◆ Required work:
Rewrite the stretch of the listing from the start through the line containing "209, 370, 220]", switching "tooltip" to "popup" everywhere and leaving everything else unchanged. Return only those lines.

====

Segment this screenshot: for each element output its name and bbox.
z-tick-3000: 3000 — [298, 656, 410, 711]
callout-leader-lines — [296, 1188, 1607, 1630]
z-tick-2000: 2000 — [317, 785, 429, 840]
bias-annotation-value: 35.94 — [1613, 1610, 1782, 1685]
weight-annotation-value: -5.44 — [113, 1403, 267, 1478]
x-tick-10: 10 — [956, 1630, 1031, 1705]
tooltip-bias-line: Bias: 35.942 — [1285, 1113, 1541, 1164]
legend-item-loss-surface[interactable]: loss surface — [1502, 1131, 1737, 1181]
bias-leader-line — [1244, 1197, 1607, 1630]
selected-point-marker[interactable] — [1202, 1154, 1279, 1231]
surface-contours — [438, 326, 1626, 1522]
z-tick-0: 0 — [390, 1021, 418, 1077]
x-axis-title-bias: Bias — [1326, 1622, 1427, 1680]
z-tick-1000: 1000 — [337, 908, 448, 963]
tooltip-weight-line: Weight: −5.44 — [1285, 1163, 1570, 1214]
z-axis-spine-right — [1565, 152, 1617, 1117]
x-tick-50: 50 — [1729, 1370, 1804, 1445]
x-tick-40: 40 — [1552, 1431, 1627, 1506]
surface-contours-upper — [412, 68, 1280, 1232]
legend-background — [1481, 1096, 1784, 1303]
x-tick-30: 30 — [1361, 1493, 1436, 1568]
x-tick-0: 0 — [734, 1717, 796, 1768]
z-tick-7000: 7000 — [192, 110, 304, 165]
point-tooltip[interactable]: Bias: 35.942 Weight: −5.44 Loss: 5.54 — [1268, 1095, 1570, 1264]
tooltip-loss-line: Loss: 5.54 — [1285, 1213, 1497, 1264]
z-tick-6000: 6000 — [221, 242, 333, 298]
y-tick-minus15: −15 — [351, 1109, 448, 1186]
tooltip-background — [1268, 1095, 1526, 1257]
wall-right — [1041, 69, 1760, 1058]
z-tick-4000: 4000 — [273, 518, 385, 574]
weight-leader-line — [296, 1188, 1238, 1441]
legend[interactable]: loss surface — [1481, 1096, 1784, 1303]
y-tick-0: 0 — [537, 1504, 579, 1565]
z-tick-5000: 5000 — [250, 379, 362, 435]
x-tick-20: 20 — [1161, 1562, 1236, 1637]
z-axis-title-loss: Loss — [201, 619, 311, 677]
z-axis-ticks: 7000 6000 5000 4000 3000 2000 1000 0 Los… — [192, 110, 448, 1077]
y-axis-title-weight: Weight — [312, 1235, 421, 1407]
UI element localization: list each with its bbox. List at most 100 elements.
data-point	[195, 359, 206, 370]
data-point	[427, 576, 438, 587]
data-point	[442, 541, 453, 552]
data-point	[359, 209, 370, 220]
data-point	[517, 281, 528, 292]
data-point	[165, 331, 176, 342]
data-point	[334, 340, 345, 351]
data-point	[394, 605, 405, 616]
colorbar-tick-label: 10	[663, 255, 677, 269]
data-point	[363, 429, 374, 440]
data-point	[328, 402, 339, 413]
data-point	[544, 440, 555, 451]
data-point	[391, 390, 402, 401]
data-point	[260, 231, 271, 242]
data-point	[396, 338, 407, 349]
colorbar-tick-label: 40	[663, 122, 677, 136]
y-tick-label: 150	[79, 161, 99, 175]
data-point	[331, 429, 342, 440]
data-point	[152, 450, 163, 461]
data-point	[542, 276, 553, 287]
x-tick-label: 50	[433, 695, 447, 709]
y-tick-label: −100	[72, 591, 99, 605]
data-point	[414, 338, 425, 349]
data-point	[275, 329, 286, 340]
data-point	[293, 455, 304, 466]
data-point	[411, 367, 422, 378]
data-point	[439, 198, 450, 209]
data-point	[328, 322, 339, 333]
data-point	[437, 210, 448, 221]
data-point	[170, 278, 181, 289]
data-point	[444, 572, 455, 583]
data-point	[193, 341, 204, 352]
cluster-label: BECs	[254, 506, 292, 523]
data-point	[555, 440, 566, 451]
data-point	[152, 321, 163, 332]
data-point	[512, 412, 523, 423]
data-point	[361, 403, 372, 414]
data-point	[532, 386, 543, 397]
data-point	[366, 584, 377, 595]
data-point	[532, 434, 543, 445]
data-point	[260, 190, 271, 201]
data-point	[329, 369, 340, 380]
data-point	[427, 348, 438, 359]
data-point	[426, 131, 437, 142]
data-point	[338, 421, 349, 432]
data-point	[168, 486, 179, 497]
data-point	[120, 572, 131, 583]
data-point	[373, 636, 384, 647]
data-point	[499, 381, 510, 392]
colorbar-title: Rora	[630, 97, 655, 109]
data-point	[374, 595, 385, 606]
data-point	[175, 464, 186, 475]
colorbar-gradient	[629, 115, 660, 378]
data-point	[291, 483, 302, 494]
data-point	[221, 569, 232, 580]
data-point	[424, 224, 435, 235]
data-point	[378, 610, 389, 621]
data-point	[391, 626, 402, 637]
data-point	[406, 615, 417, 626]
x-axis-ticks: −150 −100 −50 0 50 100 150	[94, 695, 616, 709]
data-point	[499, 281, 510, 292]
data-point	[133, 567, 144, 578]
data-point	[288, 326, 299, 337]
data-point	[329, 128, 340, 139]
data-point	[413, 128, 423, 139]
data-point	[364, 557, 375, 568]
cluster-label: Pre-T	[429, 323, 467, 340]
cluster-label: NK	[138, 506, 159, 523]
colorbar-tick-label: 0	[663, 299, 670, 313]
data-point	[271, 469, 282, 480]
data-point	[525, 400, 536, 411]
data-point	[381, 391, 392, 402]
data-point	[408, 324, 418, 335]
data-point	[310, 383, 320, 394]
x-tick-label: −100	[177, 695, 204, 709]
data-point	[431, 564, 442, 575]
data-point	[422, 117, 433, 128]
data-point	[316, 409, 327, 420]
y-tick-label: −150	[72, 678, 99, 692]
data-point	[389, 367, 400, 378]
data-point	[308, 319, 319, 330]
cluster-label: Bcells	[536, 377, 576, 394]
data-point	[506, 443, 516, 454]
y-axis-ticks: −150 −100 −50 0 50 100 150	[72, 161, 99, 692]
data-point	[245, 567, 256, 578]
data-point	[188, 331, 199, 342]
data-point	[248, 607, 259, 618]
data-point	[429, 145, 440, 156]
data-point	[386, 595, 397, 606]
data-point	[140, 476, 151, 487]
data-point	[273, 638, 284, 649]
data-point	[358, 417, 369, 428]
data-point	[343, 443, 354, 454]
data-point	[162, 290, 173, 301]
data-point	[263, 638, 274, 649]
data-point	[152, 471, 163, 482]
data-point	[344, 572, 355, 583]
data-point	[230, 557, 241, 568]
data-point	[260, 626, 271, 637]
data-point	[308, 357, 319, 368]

====

◆ Response to this task:
Segment this screenshot: for each element output its name and bbox.
z-tick-3000: 3000 — [298, 656, 410, 711]
callout-leader-lines — [296, 1188, 1607, 1630]
z-tick-2000: 2000 — [317, 785, 429, 840]
bias-annotation-value: 35.94 — [1613, 1610, 1782, 1685]
weight-annotation-value: -5.44 — [113, 1403, 267, 1478]
x-tick-10: 10 — [956, 1630, 1031, 1705]
popup-bias-line: Bias: 35.942 — [1285, 1113, 1541, 1164]
legend-item-loss-surface[interactable]: loss surface — [1502, 1131, 1737, 1181]
bias-leader-line — [1244, 1197, 1607, 1630]
selected-point-marker[interactable] — [1202, 1154, 1279, 1231]
surface-contours — [438, 326, 1626, 1522]
z-tick-0: 0 — [390, 1021, 418, 1077]
x-axis-title-bias: Bias — [1326, 1622, 1427, 1680]
z-tick-1000: 1000 — [337, 908, 448, 963]
popup-weight-line: Weight: −5.44 — [1285, 1163, 1570, 1214]
z-axis-spine-right — [1565, 152, 1617, 1117]
x-tick-50: 50 — [1729, 1370, 1804, 1445]
x-tick-40: 40 — [1552, 1431, 1627, 1506]
surface-contours-upper — [412, 68, 1280, 1232]
legend-background — [1481, 1096, 1784, 1303]
x-tick-30: 30 — [1361, 1493, 1436, 1568]
x-tick-0: 0 — [734, 1717, 796, 1768]
z-tick-7000: 7000 — [192, 110, 304, 165]
point-popup[interactable]: Bias: 35.942 Weight: −5.44 Loss: 5.54 — [1268, 1095, 1570, 1264]
popup-loss-line: Loss: 5.54 — [1285, 1213, 1497, 1264]
z-tick-6000: 6000 — [221, 242, 333, 298]
y-tick-minus15: −15 — [351, 1109, 448, 1186]
popup-background — [1268, 1095, 1526, 1257]
wall-right — [1041, 69, 1760, 1058]
z-tick-4000: 4000 — [273, 518, 385, 574]
weight-leader-line — [296, 1188, 1238, 1441]
legend[interactable]: loss surface — [1481, 1096, 1784, 1303]
y-tick-0: 0 — [537, 1504, 579, 1565]
z-tick-5000: 5000 — [250, 379, 362, 435]
x-tick-20: 20 — [1161, 1562, 1236, 1637]
z-axis-title-loss: Loss — [201, 619, 311, 677]
z-axis-ticks: 7000 6000 5000 4000 3000 2000 1000 0 Los… — [192, 110, 448, 1077]
y-axis-title-weight: Weight — [312, 1235, 421, 1407]
UI element localization: list each with its bbox. List at most 100 elements.
data-point	[195, 359, 206, 370]
data-point	[427, 576, 438, 587]
data-point	[442, 541, 453, 552]
data-point	[359, 209, 370, 220]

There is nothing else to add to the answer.